• _INFORMATION GIVEN_

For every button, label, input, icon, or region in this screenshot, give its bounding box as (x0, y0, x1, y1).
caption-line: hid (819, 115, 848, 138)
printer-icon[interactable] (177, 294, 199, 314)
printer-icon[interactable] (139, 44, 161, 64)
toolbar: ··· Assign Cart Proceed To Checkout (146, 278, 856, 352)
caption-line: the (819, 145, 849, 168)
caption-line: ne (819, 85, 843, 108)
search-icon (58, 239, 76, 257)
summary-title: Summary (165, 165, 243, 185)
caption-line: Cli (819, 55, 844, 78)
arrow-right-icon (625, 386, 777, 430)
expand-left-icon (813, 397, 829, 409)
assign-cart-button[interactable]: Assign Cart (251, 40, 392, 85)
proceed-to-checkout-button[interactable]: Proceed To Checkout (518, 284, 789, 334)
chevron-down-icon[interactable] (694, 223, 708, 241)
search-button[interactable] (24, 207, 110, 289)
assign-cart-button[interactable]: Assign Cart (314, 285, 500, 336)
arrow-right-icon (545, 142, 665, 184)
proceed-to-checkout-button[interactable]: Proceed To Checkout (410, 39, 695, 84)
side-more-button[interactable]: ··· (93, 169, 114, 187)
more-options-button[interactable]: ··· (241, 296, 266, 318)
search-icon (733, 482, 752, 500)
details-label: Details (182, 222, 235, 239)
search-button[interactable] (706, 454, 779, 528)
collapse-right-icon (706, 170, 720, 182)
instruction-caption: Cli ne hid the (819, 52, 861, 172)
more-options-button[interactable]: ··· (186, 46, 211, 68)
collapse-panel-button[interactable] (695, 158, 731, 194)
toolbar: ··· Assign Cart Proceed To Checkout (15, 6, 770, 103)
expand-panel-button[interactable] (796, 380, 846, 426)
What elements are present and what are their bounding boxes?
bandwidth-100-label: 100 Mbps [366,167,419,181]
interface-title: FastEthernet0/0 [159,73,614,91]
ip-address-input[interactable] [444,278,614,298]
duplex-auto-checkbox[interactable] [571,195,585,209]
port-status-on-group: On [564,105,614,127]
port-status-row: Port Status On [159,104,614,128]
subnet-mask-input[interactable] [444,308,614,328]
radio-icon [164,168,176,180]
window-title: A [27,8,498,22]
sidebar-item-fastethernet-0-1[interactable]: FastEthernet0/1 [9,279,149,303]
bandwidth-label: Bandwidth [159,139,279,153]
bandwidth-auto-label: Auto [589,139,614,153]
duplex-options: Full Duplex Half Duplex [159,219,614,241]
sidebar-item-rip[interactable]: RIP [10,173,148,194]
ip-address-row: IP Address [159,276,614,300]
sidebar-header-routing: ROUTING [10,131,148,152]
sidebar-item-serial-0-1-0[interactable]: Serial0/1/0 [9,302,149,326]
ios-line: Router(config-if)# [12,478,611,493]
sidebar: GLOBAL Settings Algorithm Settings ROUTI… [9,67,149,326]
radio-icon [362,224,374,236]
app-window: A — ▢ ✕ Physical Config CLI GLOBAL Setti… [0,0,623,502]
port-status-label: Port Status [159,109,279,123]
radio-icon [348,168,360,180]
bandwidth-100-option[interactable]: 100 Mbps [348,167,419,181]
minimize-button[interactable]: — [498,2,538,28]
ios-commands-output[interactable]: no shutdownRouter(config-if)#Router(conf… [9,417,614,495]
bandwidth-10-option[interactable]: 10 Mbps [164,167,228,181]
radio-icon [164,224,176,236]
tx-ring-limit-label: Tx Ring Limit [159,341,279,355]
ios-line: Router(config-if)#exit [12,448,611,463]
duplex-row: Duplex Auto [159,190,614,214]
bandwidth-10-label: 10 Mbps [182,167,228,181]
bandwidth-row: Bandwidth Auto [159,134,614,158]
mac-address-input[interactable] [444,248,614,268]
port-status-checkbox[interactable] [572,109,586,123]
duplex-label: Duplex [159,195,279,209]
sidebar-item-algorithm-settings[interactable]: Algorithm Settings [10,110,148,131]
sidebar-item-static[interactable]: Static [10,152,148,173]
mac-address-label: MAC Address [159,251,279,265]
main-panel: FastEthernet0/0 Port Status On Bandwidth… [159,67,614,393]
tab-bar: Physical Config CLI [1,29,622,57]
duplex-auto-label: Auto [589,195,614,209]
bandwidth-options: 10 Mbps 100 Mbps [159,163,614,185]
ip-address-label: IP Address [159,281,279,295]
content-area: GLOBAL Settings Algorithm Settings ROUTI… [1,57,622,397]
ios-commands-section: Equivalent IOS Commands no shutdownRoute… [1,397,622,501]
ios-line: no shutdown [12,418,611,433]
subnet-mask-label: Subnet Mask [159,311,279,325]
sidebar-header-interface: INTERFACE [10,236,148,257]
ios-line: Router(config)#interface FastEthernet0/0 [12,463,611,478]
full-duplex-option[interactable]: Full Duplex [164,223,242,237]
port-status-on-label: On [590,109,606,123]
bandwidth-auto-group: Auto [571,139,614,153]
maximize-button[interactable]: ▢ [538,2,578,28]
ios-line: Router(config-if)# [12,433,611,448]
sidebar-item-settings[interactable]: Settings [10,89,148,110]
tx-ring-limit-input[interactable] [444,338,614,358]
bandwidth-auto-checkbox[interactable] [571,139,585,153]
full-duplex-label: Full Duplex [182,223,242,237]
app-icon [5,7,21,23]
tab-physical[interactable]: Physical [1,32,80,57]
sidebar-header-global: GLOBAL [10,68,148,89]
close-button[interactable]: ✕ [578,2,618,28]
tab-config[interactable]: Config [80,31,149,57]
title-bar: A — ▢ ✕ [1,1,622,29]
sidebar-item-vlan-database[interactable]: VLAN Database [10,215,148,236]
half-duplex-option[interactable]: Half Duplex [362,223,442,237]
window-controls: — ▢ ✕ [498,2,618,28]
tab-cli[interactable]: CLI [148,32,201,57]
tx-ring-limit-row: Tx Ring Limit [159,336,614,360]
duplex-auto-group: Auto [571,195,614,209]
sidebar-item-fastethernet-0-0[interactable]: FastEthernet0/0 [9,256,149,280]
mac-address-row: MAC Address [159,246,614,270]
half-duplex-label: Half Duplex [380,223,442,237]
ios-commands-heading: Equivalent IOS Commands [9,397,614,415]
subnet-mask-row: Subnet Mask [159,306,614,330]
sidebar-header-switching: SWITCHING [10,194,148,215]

• _EXERCISE BRIEF_
Can you swap every "Proceed To Checkout" in the rows above for "Continue To Payment" and give all the rows again with nothing else changed?

• _EXERCISE SOLUTION_
For every button, label, input, icon, or region in this screenshot, give its bounding box as (x0, y0, x1, y1).
caption-line: hid (819, 115, 848, 138)
printer-icon[interactable] (177, 294, 199, 314)
printer-icon[interactable] (139, 44, 161, 64)
toolbar: ··· Assign Cart Continue To Payment (146, 278, 856, 352)
caption-line: the (819, 145, 849, 168)
caption-line: ne (819, 85, 843, 108)
search-icon (58, 239, 76, 257)
summary-title: Summary (165, 165, 243, 185)
caption-line: Cli (819, 55, 844, 78)
arrow-right-icon (625, 386, 777, 430)
expand-left-icon (813, 397, 829, 409)
assign-cart-button[interactable]: Assign Cart (251, 40, 392, 85)
proceed-to-checkout-button[interactable]: Continue To Payment (518, 284, 789, 334)
chevron-down-icon[interactable] (694, 223, 708, 241)
search-button[interactable] (24, 207, 110, 289)
assign-cart-button[interactable]: Assign Cart (314, 285, 500, 336)
arrow-right-icon (545, 142, 665, 184)
proceed-to-checkout-button[interactable]: Continue To Payment (410, 39, 695, 84)
side-more-button[interactable]: ··· (93, 169, 114, 187)
more-options-button[interactable]: ··· (241, 296, 266, 318)
search-icon (733, 482, 752, 500)
details-label: Details (182, 222, 235, 239)
search-button[interactable] (706, 454, 779, 528)
collapse-right-icon (706, 170, 720, 182)
instruction-caption: Cli ne hid the (819, 52, 861, 172)
more-options-button[interactable]: ··· (186, 46, 211, 68)
collapse-panel-button[interactable] (695, 158, 731, 194)
toolbar: ··· Assign Cart Continue To Payment (15, 6, 770, 103)
expand-panel-button[interactable] (796, 380, 846, 426)
What elements are present and what are their bounding boxes?
bandwidth-100-label: 100 Mbps [366,167,419,181]
interface-title: FastEthernet0/0 [159,73,614,91]
ip-address-input[interactable] [444,278,614,298]
duplex-auto-checkbox[interactable] [571,195,585,209]
port-status-on-group: On [564,105,614,127]
port-status-row: Port Status On [159,104,614,128]
subnet-mask-input[interactable] [444,308,614,328]
radio-icon [164,168,176,180]
window-title: A [27,8,498,22]
sidebar-item-fastethernet-0-1[interactable]: FastEthernet0/1 [9,279,149,303]
bandwidth-label: Bandwidth [159,139,279,153]
bandwidth-auto-label: Auto [589,139,614,153]
duplex-options: Full Duplex Half Duplex [159,219,614,241]
sidebar-item-rip[interactable]: RIP [10,173,148,194]
ip-address-row: IP Address [159,276,614,300]
sidebar-header-routing: ROUTING [10,131,148,152]
sidebar-item-serial-0-1-0[interactable]: Serial0/1/0 [9,302,149,326]
ios-line: Router(config-if)# [12,478,611,493]
sidebar: GLOBAL Settings Algorithm Settings ROUTI… [9,67,149,326]
radio-icon [362,224,374,236]
app-window: A — ▢ ✕ Physical Config CLI GLOBAL Setti… [0,0,623,502]
port-status-label: Port Status [159,109,279,123]
radio-icon [348,168,360,180]
bandwidth-100-option[interactable]: 100 Mbps [348,167,419,181]
minimize-button[interactable]: — [498,2,538,28]
ios-commands-output[interactable]: no shutdownRouter(config-if)#Router(conf… [9,417,614,495]
bandwidth-10-option[interactable]: 10 Mbps [164,167,228,181]
radio-icon [164,224,176,236]
tx-ring-limit-label: Tx Ring Limit [159,341,279,355]
ios-line: Router(config-if)#exit [12,448,611,463]
duplex-row: Duplex Auto [159,190,614,214]
bandwidth-10-label: 10 Mbps [182,167,228,181]
bandwidth-row: Bandwidth Auto [159,134,614,158]
mac-address-input[interactable] [444,248,614,268]
port-status-checkbox[interactable] [572,109,586,123]
duplex-label: Duplex [159,195,279,209]
sidebar-item-algorithm-settings[interactable]: Algorithm Settings [10,110,148,131]
sidebar-item-static[interactable]: Static [10,152,148,173]
mac-address-label: MAC Address [159,251,279,265]
main-panel: FastEthernet0/0 Port Status On Bandwidth… [159,67,614,393]
tab-bar: Physical Config CLI [1,29,622,57]
duplex-auto-label: Auto [589,195,614,209]
bandwidth-options: 10 Mbps 100 Mbps [159,163,614,185]
ip-address-label: IP Address [159,281,279,295]
content-area: GLOBAL Settings Algorithm Settings ROUTI… [1,57,622,397]
ios-commands-section: Equivalent IOS Commands no shutdownRoute… [1,397,622,501]
ios-line: no shutdown [12,418,611,433]
subnet-mask-label: Subnet Mask [159,311,279,325]
sidebar-header-interface: INTERFACE [10,236,148,257]
ios-line: Router(config)#interface FastEthernet0/0 [12,463,611,478]
full-duplex-option[interactable]: Full Duplex [164,223,242,237]
port-status-on-label: On [590,109,606,123]
bandwidth-auto-group: Auto [571,139,614,153]
maximize-button[interactable]: ▢ [538,2,578,28]
ios-line: Router(config-if)# [12,433,611,448]
sidebar-item-settings[interactable]: Settings [10,89,148,110]
tx-ring-limit-input[interactable] [444,338,614,358]
bandwidth-auto-checkbox[interactable] [571,139,585,153]
full-duplex-label: Full Duplex [182,223,242,237]
app-icon [5,7,21,23]
tab-physical[interactable]: Physical [1,32,80,57]
sidebar-header-global: GLOBAL [10,68,148,89]
close-button[interactable]: ✕ [578,2,618,28]
tab-config[interactable]: Config [80,31,149,57]
title-bar: A — ▢ ✕ [1,1,622,29]
sidebar-item-vlan-database[interactable]: VLAN Database [10,215,148,236]
half-duplex-option[interactable]: Half Duplex [362,223,442,237]
window-controls: — ▢ ✕ [498,2,618,28]
tab-cli[interactable]: CLI [148,32,201,57]
tx-ring-limit-row: Tx Ring Limit [159,336,614,360]
duplex-auto-group: Auto [571,195,614,209]
sidebar-item-fastethernet-0-0[interactable]: FastEthernet0/0 [9,256,149,280]
mac-address-row: MAC Address [159,246,614,270]
half-duplex-label: Half Duplex [380,223,442,237]
ios-commands-heading: Equivalent IOS Commands [9,397,614,415]
subnet-mask-row: Subnet Mask [159,306,614,330]
sidebar-header-switching: SWITCHING [10,194,148,215]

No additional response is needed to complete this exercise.